Collected data entries =>
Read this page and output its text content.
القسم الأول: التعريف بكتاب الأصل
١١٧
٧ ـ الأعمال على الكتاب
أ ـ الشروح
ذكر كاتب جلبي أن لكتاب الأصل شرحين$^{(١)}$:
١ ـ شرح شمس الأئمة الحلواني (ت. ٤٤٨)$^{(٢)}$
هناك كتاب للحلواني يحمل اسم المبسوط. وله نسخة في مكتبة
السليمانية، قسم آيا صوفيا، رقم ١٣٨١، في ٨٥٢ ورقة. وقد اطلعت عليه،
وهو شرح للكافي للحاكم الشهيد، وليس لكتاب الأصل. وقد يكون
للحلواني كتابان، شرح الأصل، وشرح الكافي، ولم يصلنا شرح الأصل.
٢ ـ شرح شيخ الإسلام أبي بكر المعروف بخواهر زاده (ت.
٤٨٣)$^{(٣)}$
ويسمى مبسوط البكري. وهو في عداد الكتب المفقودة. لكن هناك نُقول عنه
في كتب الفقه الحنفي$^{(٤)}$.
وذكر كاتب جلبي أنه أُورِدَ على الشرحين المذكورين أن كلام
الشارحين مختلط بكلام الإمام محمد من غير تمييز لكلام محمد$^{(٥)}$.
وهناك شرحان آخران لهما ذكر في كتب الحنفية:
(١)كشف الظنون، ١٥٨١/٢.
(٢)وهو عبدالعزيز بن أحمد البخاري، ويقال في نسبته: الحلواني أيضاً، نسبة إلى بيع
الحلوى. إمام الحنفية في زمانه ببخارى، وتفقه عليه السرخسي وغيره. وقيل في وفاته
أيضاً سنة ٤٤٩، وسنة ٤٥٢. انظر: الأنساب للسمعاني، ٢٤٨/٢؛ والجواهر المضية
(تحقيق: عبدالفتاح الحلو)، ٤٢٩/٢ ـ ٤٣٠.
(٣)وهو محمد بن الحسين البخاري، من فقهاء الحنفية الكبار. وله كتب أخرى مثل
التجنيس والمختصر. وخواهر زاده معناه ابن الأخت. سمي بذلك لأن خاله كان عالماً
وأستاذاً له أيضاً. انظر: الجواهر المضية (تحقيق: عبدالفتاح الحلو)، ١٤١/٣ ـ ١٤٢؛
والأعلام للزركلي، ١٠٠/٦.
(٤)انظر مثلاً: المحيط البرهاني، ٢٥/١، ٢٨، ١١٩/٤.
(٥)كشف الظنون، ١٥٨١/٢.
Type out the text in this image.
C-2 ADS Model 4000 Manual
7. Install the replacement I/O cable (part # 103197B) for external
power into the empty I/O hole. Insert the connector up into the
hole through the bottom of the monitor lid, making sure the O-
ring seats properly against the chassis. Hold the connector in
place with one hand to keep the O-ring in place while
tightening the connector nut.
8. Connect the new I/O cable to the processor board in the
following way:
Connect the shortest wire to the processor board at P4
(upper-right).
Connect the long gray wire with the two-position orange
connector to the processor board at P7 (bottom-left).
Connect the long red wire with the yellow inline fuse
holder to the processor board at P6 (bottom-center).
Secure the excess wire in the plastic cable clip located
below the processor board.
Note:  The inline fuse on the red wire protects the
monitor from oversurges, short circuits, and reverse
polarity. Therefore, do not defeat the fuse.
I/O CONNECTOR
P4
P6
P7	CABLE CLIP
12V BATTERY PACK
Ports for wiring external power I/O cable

Set exercise => In the records above, tally the lines where the word "long" appears, and give the number and nothing else.

Output for this task => 2